- [The task] Find each line holding "день" and copy it out.

(Stored items)
┌────────

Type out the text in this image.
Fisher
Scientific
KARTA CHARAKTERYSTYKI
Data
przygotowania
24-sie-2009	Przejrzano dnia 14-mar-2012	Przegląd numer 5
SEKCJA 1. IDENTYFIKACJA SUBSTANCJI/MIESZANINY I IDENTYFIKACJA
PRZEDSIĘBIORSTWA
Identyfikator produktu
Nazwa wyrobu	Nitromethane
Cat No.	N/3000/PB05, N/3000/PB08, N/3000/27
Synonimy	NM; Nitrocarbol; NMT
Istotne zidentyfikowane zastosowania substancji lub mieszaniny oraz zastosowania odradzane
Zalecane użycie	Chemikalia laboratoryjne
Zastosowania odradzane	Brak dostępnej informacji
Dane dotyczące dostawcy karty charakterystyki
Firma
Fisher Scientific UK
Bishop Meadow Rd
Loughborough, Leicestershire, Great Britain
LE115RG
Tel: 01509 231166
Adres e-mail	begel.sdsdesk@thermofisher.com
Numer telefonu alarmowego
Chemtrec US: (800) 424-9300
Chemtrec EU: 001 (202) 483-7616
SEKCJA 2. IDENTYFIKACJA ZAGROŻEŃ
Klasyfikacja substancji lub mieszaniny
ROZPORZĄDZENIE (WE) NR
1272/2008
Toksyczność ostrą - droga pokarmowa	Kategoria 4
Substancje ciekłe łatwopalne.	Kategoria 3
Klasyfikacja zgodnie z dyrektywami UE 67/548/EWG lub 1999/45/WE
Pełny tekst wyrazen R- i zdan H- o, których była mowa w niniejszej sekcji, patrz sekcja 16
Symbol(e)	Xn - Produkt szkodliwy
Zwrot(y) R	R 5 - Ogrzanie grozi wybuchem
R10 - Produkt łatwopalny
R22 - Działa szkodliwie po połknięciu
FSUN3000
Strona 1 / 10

└────────
┌────────

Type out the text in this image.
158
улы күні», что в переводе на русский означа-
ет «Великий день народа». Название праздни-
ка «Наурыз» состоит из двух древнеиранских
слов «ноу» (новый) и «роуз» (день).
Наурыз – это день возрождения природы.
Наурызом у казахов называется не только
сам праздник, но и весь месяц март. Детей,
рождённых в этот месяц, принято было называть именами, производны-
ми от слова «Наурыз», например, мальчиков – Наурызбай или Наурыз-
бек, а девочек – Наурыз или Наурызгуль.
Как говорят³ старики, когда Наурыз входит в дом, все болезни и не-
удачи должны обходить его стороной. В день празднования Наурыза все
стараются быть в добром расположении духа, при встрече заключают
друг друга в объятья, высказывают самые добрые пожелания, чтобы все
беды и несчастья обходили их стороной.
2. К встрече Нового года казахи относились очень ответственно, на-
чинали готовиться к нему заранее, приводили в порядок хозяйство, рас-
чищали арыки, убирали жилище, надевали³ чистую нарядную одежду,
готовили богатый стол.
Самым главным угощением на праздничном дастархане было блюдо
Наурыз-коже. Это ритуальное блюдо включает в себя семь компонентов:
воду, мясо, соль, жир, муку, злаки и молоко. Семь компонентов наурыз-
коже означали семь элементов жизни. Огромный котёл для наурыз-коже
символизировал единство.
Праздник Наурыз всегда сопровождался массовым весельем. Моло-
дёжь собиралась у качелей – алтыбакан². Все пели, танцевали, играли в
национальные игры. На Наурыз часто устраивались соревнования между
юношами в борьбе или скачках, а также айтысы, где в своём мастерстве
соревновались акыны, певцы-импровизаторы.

└────────

- [Answer]
ет «Великий день народа». Название праздни-
слов «ноу» (новый) и «роуз» (день).
Наурыз – это день возрождения природы.
удачи должны обходить его стороной. В день празднования Наурыза все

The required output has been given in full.